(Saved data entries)
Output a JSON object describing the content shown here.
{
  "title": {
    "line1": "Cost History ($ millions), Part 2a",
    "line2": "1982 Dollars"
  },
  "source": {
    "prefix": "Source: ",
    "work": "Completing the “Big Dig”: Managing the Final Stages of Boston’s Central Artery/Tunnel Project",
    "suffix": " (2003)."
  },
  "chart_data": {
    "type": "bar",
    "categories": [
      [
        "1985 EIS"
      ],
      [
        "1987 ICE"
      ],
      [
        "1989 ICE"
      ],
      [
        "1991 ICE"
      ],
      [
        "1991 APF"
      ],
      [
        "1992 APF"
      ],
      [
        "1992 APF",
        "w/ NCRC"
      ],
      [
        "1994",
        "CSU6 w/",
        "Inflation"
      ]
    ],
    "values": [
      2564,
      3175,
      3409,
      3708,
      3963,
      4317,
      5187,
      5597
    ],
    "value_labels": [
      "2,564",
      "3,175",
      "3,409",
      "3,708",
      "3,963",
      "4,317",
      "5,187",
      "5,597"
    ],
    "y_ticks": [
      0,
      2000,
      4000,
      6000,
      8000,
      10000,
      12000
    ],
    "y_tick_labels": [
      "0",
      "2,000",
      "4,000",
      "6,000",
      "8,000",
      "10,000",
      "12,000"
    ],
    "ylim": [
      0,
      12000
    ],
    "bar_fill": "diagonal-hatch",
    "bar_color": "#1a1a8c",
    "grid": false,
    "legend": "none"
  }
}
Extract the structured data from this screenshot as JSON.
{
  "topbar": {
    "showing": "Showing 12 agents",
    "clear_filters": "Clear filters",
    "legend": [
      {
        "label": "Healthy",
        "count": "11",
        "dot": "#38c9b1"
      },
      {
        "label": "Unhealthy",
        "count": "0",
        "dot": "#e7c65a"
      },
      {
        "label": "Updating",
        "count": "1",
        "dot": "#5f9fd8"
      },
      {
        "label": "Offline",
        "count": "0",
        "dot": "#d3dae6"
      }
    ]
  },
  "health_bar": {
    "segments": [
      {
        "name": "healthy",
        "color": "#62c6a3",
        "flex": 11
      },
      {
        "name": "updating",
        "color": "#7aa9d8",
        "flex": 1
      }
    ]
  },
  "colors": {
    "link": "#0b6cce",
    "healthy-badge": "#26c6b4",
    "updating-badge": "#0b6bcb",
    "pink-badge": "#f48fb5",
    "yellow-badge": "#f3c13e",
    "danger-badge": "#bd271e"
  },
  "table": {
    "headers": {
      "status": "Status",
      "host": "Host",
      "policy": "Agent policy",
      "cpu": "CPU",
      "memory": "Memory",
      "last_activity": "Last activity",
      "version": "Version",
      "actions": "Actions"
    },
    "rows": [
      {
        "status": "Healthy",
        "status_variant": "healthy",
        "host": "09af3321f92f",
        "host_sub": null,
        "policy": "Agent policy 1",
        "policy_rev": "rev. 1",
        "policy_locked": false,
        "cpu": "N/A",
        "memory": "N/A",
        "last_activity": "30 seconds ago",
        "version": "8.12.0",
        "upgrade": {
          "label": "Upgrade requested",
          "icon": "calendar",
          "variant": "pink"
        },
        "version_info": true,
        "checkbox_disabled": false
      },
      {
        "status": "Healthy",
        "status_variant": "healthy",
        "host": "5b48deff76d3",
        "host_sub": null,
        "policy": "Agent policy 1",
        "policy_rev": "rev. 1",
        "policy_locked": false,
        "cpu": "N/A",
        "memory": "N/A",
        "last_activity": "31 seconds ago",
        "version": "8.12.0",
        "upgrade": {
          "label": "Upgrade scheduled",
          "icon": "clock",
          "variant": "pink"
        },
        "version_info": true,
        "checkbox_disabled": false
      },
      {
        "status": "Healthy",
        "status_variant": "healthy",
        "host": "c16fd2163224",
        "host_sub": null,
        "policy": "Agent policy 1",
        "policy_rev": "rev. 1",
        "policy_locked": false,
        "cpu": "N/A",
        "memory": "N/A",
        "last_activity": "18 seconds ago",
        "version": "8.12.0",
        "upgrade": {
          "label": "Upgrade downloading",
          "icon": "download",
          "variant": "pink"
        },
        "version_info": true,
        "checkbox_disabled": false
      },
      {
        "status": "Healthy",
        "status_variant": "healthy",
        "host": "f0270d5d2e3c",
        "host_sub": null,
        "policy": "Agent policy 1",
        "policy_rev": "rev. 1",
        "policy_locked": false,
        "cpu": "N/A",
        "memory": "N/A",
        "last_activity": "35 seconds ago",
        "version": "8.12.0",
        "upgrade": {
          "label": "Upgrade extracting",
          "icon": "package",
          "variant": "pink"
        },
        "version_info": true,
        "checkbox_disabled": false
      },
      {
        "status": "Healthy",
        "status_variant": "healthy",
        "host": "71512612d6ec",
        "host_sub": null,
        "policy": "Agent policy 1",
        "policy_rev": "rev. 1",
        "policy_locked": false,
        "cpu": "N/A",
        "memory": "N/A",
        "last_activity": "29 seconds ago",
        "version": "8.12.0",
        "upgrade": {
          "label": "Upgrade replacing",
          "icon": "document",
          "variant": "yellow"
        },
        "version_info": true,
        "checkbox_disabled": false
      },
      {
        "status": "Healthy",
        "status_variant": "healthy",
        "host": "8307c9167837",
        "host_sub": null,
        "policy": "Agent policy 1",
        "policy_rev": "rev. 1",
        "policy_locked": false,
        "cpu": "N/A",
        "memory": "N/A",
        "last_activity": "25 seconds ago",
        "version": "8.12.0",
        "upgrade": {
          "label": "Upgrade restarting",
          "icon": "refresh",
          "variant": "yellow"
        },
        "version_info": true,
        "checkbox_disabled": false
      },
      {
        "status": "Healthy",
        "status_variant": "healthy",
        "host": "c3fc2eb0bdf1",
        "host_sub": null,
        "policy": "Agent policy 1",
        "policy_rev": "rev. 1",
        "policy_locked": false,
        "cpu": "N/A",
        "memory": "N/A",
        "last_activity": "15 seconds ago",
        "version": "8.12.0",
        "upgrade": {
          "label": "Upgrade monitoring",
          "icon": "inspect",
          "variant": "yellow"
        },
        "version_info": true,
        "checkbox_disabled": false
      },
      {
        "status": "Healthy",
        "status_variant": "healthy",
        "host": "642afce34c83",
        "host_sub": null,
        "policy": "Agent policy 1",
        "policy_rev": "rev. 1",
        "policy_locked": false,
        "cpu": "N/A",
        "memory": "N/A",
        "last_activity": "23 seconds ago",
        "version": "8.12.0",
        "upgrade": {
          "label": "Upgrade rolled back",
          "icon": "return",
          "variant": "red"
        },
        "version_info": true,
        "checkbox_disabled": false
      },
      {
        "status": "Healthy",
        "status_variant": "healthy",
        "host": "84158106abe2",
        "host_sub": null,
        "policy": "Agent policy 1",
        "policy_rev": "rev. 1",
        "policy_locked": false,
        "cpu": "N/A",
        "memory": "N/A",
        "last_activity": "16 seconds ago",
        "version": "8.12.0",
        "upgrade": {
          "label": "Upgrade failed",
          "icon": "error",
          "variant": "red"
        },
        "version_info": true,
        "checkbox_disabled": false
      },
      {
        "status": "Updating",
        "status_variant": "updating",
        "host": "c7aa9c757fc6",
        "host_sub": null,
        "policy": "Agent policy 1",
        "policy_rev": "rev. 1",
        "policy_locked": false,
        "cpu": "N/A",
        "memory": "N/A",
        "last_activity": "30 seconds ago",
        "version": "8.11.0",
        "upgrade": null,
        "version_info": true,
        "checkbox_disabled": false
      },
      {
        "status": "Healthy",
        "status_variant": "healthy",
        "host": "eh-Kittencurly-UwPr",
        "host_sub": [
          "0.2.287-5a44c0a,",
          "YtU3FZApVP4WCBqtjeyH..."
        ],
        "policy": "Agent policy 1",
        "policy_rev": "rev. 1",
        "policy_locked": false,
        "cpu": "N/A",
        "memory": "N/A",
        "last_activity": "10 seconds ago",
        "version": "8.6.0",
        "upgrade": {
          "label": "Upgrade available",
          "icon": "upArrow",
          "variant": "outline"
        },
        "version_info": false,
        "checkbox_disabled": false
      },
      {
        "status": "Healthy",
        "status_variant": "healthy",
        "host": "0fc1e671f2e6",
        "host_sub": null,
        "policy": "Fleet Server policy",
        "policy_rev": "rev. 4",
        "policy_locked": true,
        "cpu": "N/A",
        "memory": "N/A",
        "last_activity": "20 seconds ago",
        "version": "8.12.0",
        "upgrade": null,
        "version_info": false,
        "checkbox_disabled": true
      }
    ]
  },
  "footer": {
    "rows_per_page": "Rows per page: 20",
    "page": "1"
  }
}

The request =>
Find every line that has "JSON" in it, then return those lines.

Response for this exercise =>
Output a JSON object describing the content shown here.
Extract the structured data from this screenshot as JSON.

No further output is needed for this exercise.